[START GIVEN DATA]

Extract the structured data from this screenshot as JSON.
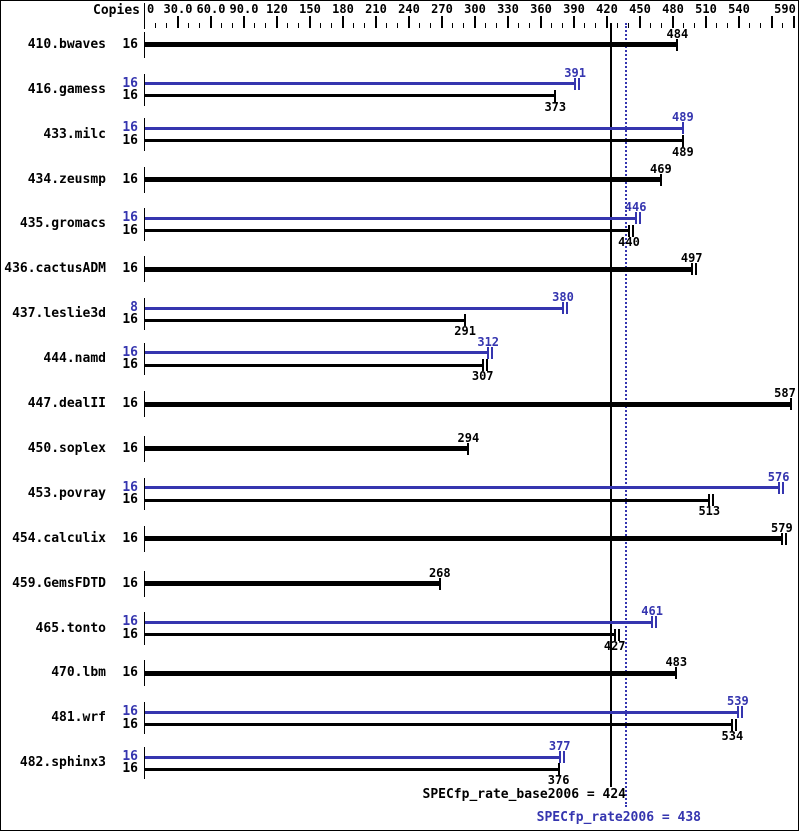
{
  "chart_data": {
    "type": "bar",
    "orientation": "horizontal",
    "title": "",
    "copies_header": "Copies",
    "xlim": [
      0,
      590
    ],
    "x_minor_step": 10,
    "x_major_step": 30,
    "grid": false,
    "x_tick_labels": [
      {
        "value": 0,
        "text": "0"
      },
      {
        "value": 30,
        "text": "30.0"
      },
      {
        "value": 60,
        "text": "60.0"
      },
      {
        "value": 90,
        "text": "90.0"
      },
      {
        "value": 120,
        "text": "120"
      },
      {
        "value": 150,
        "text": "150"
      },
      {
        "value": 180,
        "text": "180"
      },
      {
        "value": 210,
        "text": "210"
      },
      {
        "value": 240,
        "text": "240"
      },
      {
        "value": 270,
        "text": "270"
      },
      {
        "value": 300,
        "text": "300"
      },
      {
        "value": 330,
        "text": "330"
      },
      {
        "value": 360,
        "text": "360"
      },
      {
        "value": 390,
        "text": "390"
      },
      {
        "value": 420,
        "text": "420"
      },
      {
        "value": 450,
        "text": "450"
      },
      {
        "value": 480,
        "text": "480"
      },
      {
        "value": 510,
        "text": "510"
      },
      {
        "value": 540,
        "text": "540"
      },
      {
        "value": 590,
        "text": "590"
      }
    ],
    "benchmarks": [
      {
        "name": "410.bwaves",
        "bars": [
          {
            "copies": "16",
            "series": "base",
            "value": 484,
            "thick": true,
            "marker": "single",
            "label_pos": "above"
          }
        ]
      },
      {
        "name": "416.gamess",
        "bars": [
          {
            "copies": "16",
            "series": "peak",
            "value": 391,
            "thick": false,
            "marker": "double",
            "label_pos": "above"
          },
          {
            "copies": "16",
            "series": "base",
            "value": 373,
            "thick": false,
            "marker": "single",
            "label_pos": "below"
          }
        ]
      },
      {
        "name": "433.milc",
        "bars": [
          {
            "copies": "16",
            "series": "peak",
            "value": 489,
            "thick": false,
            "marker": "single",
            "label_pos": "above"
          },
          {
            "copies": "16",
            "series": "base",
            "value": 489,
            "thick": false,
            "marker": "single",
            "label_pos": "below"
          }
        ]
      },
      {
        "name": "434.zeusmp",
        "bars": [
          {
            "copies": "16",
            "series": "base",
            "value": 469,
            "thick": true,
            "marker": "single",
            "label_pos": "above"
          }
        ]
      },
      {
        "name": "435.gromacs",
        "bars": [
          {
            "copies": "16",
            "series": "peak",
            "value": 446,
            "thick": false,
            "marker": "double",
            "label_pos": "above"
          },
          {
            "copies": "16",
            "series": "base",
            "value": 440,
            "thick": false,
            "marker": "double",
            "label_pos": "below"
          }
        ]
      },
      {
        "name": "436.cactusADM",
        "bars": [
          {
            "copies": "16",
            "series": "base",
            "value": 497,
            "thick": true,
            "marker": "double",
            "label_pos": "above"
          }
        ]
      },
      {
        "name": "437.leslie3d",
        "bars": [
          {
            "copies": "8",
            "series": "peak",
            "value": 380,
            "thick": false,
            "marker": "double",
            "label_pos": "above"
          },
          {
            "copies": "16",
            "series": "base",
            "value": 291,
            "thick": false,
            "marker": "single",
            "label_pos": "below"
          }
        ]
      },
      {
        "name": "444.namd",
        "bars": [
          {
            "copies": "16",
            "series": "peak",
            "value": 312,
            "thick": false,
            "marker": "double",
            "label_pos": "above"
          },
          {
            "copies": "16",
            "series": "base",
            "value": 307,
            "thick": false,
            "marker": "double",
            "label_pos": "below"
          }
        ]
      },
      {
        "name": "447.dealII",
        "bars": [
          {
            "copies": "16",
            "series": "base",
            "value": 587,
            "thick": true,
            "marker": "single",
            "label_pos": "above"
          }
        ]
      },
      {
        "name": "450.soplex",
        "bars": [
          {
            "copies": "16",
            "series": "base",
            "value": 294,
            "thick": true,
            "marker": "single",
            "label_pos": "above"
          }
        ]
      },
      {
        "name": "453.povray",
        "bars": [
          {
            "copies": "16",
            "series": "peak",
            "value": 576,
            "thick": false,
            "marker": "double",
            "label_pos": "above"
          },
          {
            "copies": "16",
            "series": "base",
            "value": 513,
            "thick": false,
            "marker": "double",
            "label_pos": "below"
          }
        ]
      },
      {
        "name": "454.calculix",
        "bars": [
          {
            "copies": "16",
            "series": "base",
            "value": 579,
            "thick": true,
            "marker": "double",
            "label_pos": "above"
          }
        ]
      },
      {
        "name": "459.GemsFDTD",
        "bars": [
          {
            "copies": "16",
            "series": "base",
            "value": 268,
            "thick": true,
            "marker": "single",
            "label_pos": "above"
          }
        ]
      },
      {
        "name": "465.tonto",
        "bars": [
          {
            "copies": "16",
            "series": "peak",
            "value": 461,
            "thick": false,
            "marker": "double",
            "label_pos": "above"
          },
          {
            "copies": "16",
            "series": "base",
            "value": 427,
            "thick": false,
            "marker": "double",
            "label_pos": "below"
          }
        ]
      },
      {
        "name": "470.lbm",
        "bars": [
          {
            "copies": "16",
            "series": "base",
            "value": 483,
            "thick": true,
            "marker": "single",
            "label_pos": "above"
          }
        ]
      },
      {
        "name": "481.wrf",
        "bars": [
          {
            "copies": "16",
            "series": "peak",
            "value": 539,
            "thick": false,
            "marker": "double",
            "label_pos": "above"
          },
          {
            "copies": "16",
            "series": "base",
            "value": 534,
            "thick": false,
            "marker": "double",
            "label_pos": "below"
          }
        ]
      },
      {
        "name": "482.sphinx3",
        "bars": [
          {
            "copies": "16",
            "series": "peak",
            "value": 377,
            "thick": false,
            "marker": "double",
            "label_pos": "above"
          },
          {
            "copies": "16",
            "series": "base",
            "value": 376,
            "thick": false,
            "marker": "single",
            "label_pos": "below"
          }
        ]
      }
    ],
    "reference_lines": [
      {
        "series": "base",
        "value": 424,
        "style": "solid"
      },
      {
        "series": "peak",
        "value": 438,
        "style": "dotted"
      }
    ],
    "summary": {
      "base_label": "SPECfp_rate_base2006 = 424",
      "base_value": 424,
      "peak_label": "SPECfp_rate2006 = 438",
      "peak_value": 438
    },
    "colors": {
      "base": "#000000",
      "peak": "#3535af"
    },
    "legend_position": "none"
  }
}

[END GIVEN DATA]

EXERCISE: With the pictures left out, transcribe the material exactly.

RESULT OF THE TASK:
Extract the structured data from this screenshot as JSON.
{
  "chart_data": {
    "type": "bar",
    "orientation": "horizontal",
    "title": "",
    "copies_header": "Copies",
    "xlim": [
      0,
      590
    ],
    "x_minor_step": 10,
    "x_major_step": 30,
    "grid": false,
    "x_tick_labels": [
      {
        "value": 0,
        "text": "0"
      },
      {
        "value": 30,
        "text": "30.0"
      },
      {
        "value": 60,
        "text": "60.0"
      },
      {
        "value": 90,
        "text": "90.0"
      },
      {
        "value": 120,
        "text": "120"
      },
      {
        "value": 150,
        "text": "150"
      },
      {
        "value": 180,
        "text": "180"
      },
      {
        "value": 210,
        "text": "210"
      },
      {
        "value": 240,
        "text": "240"
      },
      {
        "value": 270,
        "text": "270"
      },
      {
        "value": 300,
        "text": "300"
      },
      {
        "value": 330,
        "text": "330"
      },
      {
        "value": 360,
        "text": "360"
      },
      {
        "value": 390,
        "text": "390"
      },
      {
        "value": 420,
        "text": "420"
      },
      {
        "value": 450,
        "text": "450"
      },
      {
        "value": 480,
        "text": "480"
      },
      {
        "value": 510,
        "text": "510"
      },
      {
        "value": 540,
        "text": "540"
      },
      {
        "value": 590,
        "text": "590"
      }
    ],
    "benchmarks": [
      {
        "name": "410.bwaves",
        "bars": [
          {
            "copies": "16",
            "series": "base",
            "value": 484,
            "thick": true,
            "marker": "single",
            "label_pos": "above"
          }
        ]
      },
      {
        "name": "416.gamess",
        "bars": [
          {
            "copies": "16",
            "series": "peak",
            "value": 391,
            "thick": false,
            "marker": "double",
            "label_pos": "above"
          },
          {
            "copies": "16",
            "series": "base",
            "value": 373,
            "thick": false,
            "marker": "single",
            "label_pos": "below"
          }
        ]
      },
      {
        "name": "433.milc",
        "bars": [
          {
            "copies": "16",
            "series": "peak",
            "value": 489,
            "thick": false,
            "marker": "single",
            "label_pos": "above"
          },
          {
            "copies": "16",
            "series": "base",
            "value": 489,
            "thick": false,
            "marker": "single",
            "label_pos": "below"
          }
        ]
      },
      {
        "name": "434.zeusmp",
        "bars": [
          {
            "copies": "16",
            "series": "base",
            "value": 469,
            "thick": true,
            "marker": "single",
            "label_pos": "above"
          }
        ]
      },
      {
        "name": "435.gromacs",
        "bars": [
          {
            "copies": "16",
            "series": "peak",
            "value": 446,
            "thick": false,
            "marker": "double",
            "label_pos": "above"
          },
          {
            "copies": "16",
            "series": "base",
            "value": 440,
            "thick": false,
            "marker": "double",
            "label_pos": "below"
          }
        ]
      },
      {
        "name": "436.cactusADM",
        "bars": [
          {
            "copies": "16",
            "series": "base",
            "value": 497,
            "thick": true,
            "marker": "double",
            "label_pos": "above"
          }
        ]
      },
      {
        "name": "437.leslie3d",
        "bars": [
          {
            "copies": "8",
            "series": "peak",
            "value": 380,
            "thick": false,
            "marker": "double",
            "label_pos": "above"
          },
          {
            "copies": "16",
            "series": "base",
            "value": 291,
            "thick": false,
            "marker": "single",
            "label_pos": "below"
          }
        ]
      },
      {
        "name": "444.namd",
        "bars": [
          {
            "copies": "16",
            "series": "peak",
            "value": 312,
            "thick": false,
            "marker": "double",
            "label_pos": "above"
          },
          {
            "copies": "16",
            "series": "base",
            "value": 307,
            "thick": false,
            "marker": "double",
            "label_pos": "below"
          }
        ]
      },
      {
        "name": "447.dealII",
        "bars": [
          {
            "copies": "16",
            "series": "base",
            "value": 587,
            "thick": true,
            "marker": "single",
            "label_pos": "above"
          }
        ]
      },
      {
        "name": "450.soplex",
        "bars": [
          {
            "copies": "16",
            "series": "base",
            "value": 294,
            "thick": true,
            "marker": "single",
            "label_pos": "above"
          }
        ]
      },
      {
        "name": "453.povray",
        "bars": [
          {
            "copies": "16",
            "series": "peak",
            "value": 576,
            "thick": false,
            "marker": "double",
            "label_pos": "above"
          },
          {
            "copies": "16",
            "series": "base",
            "value": 513,
            "thick": false,
            "marker": "double",
            "label_pos": "below"
          }
        ]
      },
      {
        "name": "454.calculix",
        "bars": [
          {
            "copies": "16",
            "series": "base",
            "value": 579,
            "thick": true,
            "marker": "double",
            "label_pos": "above"
          }
        ]
      },
      {
        "name": "459.GemsFDTD",
        "bars": [
          {
            "copies": "16",
            "series": "base",
            "value": 268,
            "thick": true,
            "marker": "single",
            "label_pos": "above"
          }
        ]
      },
      {
        "name": "465.tonto",
        "bars": [
          {
            "copies": "16",
            "series": "peak",
            "value": 461,
            "thick": false,
            "marker": "double",
            "label_pos": "above"
          },
          {
            "copies": "16",
            "series": "base",
            "value": 427,
            "thick": false,
            "marker": "double",
            "label_pos": "below"
          }
        ]
      },
      {
        "name": "470.lbm",
        "bars": [
          {
            "copies": "16",
            "series": "base",
            "value": 483,
            "thick": true,
            "marker": "single",
            "label_pos": "above"
          }
        ]
      },
      {
        "name": "481.wrf",
        "bars": [
          {
            "copies": "16",
            "series": "peak",
            "value": 539,
            "thick": false,
            "marker": "double",
            "label_pos": "above"
          },
          {
            "copies": "16",
            "series": "base",
            "value": 534,
            "thick": false,
            "marker": "double",
            "label_pos": "below"
          }
        ]
      },
      {
        "name": "482.sphinx3",
        "bars": [
          {
            "copies": "16",
            "series": "peak",
            "value": 377,
            "thick": false,
            "marker": "double",
            "label_pos": "above"
          },
          {
            "copies": "16",
            "series": "base",
            "value": 376,
            "thick": false,
            "marker": "single",
            "label_pos": "below"
          }
        ]
      }
    ],
    "reference_lines": [
      {
        "series": "base",
        "value": 424,
        "style": "solid"
      },
      {
        "series": "peak",
        "value": 438,
        "style": "dotted"
      }
    ],
    "summary": {
      "base_label": "SPECfp_rate_base2006 = 424",
      "base_value": 424,
      "peak_label": "SPECfp_rate2006 = 438",
      "peak_value": 438
    },
    "colors": {
      "base": "#000000",
      "peak": "#3535af"
    },
    "legend_position": "none"
  }
}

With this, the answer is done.